Set task> Below are some records. Say how many of their lines include the string "triangle", giving only the number.

[Stored data]
────────────────

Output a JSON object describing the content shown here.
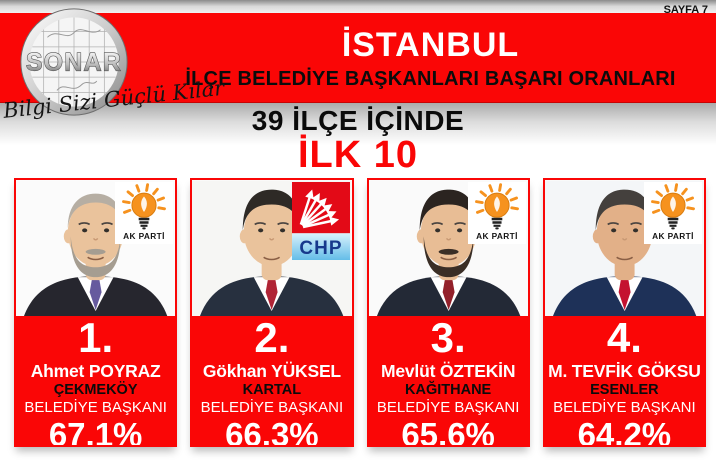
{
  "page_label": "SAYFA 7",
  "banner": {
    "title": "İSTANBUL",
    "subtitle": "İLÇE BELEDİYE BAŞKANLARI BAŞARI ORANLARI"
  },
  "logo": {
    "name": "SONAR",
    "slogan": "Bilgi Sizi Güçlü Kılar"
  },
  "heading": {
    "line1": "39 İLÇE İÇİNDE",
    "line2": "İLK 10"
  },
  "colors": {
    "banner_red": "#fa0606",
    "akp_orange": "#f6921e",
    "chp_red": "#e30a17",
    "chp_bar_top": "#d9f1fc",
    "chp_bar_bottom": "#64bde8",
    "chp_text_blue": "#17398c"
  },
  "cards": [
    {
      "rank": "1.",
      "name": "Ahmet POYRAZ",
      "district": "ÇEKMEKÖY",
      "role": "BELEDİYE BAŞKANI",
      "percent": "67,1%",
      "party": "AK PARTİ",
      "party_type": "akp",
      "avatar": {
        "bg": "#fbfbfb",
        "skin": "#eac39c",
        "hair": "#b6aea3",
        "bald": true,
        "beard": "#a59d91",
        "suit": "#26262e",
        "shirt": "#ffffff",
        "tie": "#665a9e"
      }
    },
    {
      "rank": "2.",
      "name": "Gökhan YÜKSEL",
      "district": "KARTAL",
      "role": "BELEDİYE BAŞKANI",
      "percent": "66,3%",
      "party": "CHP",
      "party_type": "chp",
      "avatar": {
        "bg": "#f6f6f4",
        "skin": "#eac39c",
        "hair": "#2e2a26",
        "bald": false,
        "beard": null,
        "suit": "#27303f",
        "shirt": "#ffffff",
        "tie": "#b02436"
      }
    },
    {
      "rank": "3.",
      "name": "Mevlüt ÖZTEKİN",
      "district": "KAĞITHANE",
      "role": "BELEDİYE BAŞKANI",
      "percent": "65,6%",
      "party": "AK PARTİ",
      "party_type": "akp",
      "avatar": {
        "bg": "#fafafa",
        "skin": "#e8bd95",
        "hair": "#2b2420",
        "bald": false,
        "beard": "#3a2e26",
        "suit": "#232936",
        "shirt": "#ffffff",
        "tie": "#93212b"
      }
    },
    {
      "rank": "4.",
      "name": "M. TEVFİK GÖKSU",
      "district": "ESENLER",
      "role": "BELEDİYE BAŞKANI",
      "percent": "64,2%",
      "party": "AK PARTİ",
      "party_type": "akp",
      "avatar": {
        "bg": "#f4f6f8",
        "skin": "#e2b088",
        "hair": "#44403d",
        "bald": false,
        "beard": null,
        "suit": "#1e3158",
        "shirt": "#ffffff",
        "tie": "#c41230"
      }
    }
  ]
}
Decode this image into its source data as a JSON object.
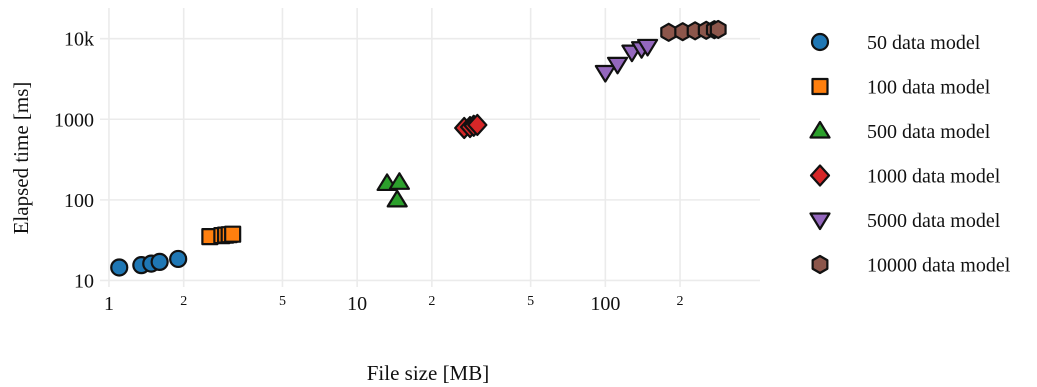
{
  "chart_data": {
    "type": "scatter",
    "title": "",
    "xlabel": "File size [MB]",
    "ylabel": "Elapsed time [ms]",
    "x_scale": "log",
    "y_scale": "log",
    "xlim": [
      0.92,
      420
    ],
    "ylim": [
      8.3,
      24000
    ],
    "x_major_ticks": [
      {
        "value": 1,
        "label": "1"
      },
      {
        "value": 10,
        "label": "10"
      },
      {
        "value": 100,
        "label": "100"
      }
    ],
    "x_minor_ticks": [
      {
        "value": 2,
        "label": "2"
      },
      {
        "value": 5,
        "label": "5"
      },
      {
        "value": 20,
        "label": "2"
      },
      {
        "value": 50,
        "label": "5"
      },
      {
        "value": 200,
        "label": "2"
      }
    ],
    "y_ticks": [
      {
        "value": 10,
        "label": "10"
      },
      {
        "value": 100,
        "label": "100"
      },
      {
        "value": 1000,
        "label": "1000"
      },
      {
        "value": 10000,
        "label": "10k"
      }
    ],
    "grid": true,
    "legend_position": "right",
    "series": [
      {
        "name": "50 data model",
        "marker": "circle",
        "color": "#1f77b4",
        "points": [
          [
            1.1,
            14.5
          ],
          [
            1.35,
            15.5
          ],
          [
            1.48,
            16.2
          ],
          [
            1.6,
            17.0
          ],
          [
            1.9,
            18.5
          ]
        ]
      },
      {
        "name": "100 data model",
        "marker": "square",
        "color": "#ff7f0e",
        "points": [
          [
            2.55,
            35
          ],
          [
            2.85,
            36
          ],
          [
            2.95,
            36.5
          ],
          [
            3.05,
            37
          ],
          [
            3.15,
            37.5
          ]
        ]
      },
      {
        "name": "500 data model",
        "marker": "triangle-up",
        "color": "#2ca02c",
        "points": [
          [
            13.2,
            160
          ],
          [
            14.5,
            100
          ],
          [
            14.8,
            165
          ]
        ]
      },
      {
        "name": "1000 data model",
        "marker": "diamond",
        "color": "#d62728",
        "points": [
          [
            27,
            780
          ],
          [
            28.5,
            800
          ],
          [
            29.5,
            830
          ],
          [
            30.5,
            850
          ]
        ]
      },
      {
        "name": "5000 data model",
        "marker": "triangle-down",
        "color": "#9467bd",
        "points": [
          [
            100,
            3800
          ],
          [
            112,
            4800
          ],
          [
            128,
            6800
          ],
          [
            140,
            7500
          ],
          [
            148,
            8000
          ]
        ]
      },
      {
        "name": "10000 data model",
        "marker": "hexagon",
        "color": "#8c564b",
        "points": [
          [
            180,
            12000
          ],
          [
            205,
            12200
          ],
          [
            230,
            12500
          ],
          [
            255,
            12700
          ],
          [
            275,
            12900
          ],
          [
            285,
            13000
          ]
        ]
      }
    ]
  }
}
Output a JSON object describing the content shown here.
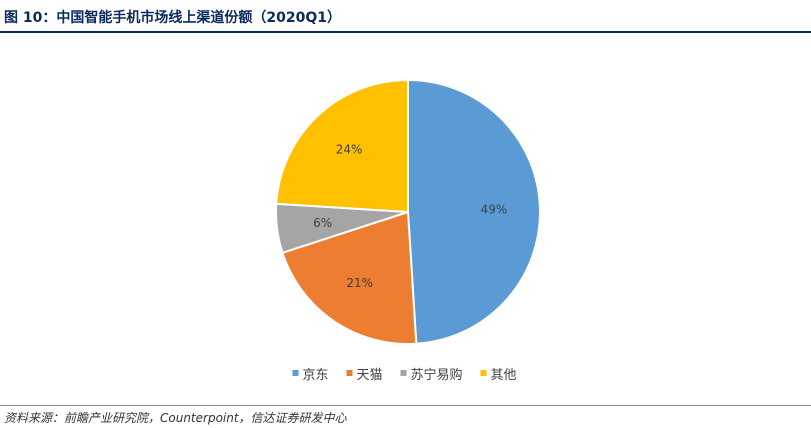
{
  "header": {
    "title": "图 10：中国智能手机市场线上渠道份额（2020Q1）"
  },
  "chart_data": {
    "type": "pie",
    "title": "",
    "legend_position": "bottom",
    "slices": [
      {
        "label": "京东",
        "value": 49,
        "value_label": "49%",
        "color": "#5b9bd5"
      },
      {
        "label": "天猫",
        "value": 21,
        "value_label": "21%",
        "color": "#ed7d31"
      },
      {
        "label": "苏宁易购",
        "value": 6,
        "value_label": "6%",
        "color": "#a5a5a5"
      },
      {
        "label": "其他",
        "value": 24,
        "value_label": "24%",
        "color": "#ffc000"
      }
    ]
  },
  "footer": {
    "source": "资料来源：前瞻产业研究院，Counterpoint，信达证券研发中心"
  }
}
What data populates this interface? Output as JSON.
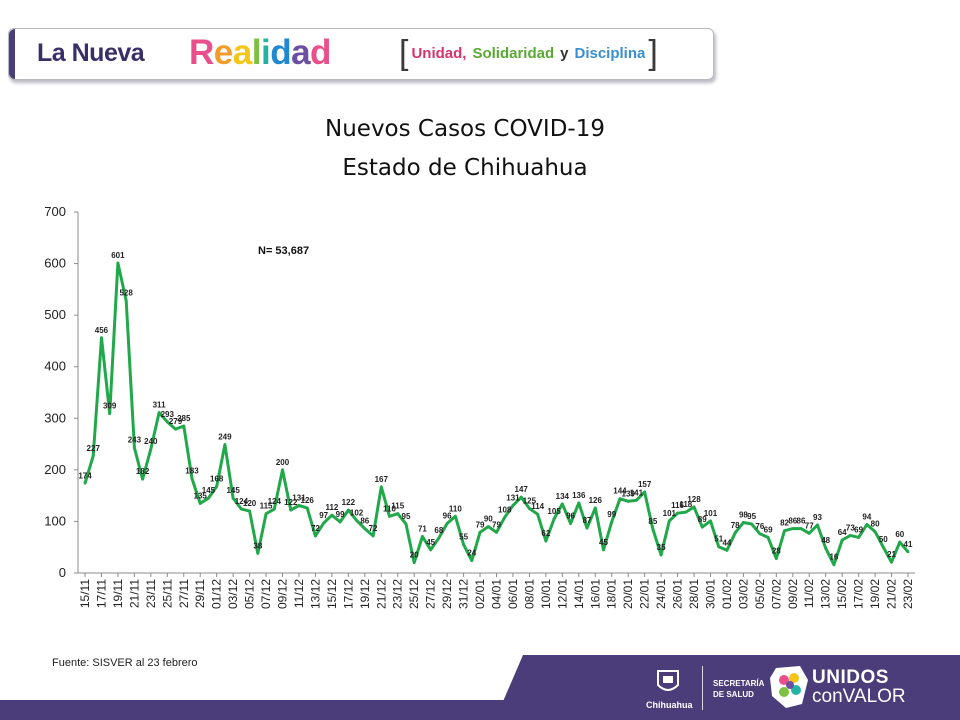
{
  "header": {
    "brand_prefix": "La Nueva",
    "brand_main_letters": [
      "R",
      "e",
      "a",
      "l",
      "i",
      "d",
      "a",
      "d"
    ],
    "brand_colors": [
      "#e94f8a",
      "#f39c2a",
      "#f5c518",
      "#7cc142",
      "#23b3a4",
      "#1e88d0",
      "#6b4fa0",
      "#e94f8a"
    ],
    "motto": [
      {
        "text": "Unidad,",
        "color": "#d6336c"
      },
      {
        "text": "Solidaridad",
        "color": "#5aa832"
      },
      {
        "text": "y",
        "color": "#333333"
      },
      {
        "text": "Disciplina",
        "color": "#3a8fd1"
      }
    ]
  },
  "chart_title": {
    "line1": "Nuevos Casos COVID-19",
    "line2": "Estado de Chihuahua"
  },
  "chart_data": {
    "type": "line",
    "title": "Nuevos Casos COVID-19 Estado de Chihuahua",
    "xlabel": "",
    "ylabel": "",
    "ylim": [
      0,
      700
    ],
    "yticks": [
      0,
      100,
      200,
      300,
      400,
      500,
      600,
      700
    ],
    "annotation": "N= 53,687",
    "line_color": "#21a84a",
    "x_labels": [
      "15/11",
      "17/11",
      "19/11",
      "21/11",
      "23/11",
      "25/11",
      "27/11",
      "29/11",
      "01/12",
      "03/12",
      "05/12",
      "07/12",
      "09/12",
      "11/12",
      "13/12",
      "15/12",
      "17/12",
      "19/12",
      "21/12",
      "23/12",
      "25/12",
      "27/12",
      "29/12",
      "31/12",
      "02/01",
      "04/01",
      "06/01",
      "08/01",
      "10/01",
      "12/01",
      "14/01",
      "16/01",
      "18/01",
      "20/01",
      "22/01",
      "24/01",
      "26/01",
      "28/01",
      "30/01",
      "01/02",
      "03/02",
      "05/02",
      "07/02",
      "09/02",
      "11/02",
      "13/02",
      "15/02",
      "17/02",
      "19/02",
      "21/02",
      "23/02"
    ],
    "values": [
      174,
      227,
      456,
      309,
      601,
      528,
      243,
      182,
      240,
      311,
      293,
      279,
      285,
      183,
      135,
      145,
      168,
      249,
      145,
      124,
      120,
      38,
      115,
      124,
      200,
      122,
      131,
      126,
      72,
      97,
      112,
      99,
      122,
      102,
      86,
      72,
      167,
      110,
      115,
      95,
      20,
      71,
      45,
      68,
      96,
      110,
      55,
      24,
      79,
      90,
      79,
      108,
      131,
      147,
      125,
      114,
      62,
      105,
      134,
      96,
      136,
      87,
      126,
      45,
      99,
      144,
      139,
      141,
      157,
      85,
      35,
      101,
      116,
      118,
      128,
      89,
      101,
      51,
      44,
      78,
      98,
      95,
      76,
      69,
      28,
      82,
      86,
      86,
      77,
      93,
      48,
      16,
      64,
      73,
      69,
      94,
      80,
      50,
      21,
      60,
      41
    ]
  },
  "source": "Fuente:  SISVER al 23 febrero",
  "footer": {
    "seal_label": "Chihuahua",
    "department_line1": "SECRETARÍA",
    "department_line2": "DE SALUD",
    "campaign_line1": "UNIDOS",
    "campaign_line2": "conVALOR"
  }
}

────────────────

Exercise answer> 2